Data excerpts =>
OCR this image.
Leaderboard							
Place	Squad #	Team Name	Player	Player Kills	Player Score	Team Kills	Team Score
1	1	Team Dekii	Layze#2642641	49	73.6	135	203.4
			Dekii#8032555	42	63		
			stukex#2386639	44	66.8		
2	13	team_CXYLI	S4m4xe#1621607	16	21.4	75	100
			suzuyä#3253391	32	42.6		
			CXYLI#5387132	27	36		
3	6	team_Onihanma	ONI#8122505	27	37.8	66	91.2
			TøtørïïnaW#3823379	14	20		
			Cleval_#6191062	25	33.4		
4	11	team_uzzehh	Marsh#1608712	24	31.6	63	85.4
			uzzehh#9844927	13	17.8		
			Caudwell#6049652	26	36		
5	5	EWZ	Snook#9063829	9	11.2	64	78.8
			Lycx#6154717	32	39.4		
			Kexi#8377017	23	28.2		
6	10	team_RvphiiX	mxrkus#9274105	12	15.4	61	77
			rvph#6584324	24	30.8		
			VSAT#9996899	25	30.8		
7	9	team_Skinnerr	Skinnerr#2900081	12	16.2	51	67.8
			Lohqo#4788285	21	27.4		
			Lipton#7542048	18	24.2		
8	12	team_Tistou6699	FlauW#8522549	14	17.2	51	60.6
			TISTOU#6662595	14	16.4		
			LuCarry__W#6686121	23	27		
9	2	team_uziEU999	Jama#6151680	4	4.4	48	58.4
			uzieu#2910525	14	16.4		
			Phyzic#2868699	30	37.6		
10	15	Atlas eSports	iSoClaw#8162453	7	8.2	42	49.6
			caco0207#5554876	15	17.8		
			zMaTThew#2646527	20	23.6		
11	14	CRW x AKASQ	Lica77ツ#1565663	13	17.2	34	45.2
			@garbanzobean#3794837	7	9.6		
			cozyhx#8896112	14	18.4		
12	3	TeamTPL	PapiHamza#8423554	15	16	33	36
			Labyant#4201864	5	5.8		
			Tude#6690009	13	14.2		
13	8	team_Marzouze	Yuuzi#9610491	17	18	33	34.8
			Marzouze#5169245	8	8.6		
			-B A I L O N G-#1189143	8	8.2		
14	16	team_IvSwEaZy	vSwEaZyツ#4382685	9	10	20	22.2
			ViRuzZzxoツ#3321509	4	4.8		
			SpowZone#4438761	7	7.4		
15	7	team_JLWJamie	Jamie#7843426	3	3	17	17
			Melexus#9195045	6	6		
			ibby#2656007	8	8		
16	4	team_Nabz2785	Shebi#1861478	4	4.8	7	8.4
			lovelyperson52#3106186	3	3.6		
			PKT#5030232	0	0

Task brief => Your task is to transcribe the material exactly.

Output of the task =>
OCR this image.
Leaderboard							
Place	Squad #	Team Name	Player	Player Kills	Player Score	Team Kills	Team Score
1	1	Team Dekii	Layze#2642641	49	73.6	135	203.4
			Dekii#8032555	42	63		
			stukex#2386639	44	66.8		
2	13	team_CXYLI	S4m4xe#1621607	16	21.4	75	100
			suzuyä#3253391	32	42.6		
			CXYLI#5387132	27	36		
3	6	team_Onihanma	ONI#8122505	27	37.8	66	91.2
			TøtørïïnaW#3823379	14	20		
			Cleval_#6191062	25	33.4		
4	11	team_uzzehh	Marsh#1608712	24	31.6	63	85.4
			uzzehh#9844927	13	17.8		
			Caudwell#6049652	26	36		
5	5	EWZ	Snook#9063829	9	11.2	64	78.8
			Lycx#6154717	32	39.4		
			Kexi#8377017	23	28.2		
6	10	team_RvphiiX	mxrkus#9274105	12	15.4	61	77
			rvph#6584324	24	30.8		
			VSAT#9996899	25	30.8		
7	9	team_Skinnerr	Skinnerr#2900081	12	16.2	51	67.8
			Lohqo#4788285	21	27.4		
			Lipton#7542048	18	24.2		
8	12	team_Tistou6699	FlauW#8522549	14	17.2	51	60.6
			TISTOU#6662595	14	16.4		
			LuCarry__W#6686121	23	27		
9	2	team_uziEU999	Jama#6151680	4	4.4	48	58.4
			uzieu#2910525	14	16.4		
			Phyzic#2868699	30	37.6		
10	15	Atlas eSports	iSoClaw#8162453	7	8.2	42	49.6
			caco0207#5554876	15	17.8		
			zMaTThew#2646527	20	23.6		
11	14	CRW x AKASQ	Lica77ツ#1565663	13	17.2	34	45.2
			@garbanzobean#3794837	7	9.6		
			cozyhx#8896112	14	18.4		
12	3	TeamTPL	PapiHamza#8423554	15	16	33	36
			Labyant#4201864	5	5.8		
			Tude#6690009	13	14.2		
13	8	team_Marzouze	Yuuzi#9610491	17	18	33	34.8
			Marzouze#5169245	8	8.6		
			-B A I L O N G-#1189143	8	8.2		
14	16	team_IvSwEaZy	vSwEaZyツ#4382685	9	10	20	22.2
			ViRuzZzxoツ#3321509	4	4.8		
			SpowZone#4438761	7	7.4		
15	7	team_JLWJamie	Jamie#7843426	3	3	17	17
			Melexus#9195045	6	6		
			ibby#2656007	8	8		
16	4	team_Nabz2785	Shebi#1861478	4	4.8	7	8.4
			lovelyperson52#3106186	3	3.6		
			PKT#5030232	0	0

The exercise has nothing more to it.